INSTRUCTIONS TO FOLLOW
Every line of the data that contains the string "Leckage" must be copied.

— START EXTRACTED INFORMATION —

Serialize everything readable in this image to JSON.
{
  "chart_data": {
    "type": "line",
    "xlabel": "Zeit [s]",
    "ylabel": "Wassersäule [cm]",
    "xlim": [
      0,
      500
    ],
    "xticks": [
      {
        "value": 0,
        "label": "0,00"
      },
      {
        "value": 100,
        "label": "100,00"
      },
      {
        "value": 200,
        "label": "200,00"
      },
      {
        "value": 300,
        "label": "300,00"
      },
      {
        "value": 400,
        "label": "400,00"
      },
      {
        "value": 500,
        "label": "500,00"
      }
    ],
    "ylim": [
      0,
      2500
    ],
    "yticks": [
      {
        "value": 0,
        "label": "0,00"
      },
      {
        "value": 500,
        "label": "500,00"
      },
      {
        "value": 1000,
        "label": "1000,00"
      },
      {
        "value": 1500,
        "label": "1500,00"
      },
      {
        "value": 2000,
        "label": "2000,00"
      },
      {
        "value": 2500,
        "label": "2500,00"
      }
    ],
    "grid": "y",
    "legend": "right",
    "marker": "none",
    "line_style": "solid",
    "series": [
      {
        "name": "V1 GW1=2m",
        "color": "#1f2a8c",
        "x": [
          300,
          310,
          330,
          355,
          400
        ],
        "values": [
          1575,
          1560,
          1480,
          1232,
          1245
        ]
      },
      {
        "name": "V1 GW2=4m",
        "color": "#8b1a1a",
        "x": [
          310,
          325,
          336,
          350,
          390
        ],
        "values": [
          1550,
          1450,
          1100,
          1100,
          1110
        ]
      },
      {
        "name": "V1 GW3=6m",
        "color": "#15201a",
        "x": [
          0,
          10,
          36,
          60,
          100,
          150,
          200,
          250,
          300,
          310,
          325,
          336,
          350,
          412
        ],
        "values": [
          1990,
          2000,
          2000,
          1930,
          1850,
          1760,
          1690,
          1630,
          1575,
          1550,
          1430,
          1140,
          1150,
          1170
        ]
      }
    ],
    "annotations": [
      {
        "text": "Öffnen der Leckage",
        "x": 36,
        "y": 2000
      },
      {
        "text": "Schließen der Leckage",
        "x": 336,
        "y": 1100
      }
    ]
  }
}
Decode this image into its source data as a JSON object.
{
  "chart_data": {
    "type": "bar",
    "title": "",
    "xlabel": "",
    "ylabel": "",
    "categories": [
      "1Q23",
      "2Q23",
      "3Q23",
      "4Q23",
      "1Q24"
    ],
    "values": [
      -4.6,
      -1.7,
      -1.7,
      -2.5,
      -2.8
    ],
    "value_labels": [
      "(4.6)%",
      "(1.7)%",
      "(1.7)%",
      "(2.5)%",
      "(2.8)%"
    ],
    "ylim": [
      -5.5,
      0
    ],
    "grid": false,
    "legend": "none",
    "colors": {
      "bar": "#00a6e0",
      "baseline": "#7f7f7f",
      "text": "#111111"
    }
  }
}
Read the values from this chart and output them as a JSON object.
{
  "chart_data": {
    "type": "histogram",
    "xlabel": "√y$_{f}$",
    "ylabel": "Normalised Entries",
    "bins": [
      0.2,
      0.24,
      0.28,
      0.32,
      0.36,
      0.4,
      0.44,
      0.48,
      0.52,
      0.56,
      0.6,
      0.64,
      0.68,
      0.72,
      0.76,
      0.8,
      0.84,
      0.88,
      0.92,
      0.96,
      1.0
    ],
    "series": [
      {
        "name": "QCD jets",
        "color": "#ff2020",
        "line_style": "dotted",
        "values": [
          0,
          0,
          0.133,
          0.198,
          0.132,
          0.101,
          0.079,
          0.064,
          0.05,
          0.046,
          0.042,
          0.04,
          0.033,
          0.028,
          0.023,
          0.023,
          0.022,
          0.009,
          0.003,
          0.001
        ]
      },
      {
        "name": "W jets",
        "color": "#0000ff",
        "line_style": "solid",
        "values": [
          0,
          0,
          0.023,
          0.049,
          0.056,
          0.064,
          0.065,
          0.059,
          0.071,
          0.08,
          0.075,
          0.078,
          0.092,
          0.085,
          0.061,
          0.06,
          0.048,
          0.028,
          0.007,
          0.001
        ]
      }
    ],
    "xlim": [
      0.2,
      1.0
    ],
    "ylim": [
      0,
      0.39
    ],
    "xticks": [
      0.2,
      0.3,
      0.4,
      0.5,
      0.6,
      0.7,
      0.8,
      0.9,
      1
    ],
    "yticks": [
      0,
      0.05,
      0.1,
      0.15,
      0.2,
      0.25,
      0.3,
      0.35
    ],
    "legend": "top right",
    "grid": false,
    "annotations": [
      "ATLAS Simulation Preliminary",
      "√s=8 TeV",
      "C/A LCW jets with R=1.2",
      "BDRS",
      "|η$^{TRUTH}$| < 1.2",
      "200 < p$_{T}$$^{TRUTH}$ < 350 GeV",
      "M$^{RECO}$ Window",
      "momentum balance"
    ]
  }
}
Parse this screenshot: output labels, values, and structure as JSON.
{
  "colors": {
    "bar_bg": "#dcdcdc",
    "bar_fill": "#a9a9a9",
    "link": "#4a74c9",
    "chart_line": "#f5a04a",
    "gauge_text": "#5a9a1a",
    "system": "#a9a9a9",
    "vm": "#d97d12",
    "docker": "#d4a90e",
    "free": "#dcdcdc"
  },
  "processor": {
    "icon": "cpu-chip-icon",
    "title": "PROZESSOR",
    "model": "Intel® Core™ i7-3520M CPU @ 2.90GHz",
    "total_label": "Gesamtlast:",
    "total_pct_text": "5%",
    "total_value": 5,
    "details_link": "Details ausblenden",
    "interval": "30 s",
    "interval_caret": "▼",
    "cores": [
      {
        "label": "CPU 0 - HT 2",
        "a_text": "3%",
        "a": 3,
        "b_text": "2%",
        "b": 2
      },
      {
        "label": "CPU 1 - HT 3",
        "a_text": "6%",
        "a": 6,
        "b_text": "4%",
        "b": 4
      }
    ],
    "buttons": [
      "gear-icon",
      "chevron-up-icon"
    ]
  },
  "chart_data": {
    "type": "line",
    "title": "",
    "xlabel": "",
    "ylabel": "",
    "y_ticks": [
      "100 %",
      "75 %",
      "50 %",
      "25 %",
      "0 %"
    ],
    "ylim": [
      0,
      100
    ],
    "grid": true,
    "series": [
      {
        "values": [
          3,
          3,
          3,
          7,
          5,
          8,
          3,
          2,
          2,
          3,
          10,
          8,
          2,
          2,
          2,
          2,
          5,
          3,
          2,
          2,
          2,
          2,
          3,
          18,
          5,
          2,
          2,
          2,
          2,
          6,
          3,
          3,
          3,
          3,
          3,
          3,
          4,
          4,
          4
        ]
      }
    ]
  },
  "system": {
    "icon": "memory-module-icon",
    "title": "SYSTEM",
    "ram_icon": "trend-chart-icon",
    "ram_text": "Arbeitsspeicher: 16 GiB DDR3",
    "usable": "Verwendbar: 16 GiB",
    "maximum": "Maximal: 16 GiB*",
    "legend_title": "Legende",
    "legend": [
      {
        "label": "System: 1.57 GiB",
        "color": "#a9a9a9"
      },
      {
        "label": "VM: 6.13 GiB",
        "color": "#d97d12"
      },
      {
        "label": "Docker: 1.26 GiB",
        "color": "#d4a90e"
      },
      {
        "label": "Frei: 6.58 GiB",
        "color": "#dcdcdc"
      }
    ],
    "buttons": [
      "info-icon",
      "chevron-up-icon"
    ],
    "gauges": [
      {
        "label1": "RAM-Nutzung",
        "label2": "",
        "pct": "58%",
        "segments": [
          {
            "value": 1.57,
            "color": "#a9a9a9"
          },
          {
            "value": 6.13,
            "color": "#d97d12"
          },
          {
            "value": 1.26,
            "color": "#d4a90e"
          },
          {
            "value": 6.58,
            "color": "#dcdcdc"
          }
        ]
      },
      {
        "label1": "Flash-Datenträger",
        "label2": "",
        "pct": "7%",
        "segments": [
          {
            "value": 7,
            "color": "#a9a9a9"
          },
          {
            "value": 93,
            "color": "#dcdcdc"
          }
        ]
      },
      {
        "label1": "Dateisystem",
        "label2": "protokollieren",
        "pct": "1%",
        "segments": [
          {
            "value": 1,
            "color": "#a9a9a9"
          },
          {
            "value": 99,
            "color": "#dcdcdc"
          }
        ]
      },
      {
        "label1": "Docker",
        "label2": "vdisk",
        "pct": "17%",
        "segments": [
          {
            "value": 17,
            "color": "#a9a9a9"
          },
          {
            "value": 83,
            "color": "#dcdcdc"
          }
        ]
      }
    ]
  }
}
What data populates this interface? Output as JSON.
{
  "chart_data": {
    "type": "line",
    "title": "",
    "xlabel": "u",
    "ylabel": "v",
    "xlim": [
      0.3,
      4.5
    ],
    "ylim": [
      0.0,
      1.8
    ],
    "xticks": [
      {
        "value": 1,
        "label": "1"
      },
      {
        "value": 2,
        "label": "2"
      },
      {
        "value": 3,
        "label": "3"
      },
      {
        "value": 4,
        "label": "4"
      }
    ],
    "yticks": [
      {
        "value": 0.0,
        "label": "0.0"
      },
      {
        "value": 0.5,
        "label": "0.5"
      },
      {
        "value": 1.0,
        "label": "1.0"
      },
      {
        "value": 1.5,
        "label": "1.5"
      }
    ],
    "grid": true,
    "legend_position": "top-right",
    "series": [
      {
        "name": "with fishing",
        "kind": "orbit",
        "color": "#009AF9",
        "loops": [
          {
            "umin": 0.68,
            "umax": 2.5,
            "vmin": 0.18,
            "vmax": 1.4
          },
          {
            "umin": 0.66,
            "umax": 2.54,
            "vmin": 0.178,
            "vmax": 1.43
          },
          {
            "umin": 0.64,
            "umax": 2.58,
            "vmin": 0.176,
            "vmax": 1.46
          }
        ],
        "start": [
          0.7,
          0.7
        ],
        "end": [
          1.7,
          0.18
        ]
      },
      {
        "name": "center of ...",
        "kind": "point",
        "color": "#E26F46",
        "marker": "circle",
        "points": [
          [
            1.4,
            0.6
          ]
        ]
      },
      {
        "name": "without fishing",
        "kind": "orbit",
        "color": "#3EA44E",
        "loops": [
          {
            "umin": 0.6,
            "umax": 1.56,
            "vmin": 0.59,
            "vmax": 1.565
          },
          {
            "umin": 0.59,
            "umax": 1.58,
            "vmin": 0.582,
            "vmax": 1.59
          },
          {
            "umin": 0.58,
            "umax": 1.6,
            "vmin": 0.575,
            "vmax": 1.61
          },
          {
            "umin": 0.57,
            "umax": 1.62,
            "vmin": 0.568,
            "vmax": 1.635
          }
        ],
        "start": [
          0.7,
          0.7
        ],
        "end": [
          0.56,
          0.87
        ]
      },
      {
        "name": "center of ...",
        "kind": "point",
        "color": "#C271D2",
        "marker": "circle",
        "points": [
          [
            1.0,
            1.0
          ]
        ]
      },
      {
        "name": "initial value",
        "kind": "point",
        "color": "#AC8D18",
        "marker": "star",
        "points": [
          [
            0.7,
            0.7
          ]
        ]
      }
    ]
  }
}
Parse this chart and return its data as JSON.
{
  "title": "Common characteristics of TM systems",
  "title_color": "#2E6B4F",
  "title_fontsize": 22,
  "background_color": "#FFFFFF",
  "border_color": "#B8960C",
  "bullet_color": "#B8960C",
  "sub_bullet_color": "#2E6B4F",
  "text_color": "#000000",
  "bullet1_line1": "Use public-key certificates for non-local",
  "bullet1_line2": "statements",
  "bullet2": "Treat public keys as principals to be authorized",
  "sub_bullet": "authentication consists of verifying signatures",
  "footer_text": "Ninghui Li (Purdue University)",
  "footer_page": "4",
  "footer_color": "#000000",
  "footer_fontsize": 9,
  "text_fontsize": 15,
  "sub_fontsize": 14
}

— END EXTRACTED INFORMATION —

RESPONSE TO THE TASK
        "text": "Öffnen der Leckage",
        "text": "Schließen der Leckage",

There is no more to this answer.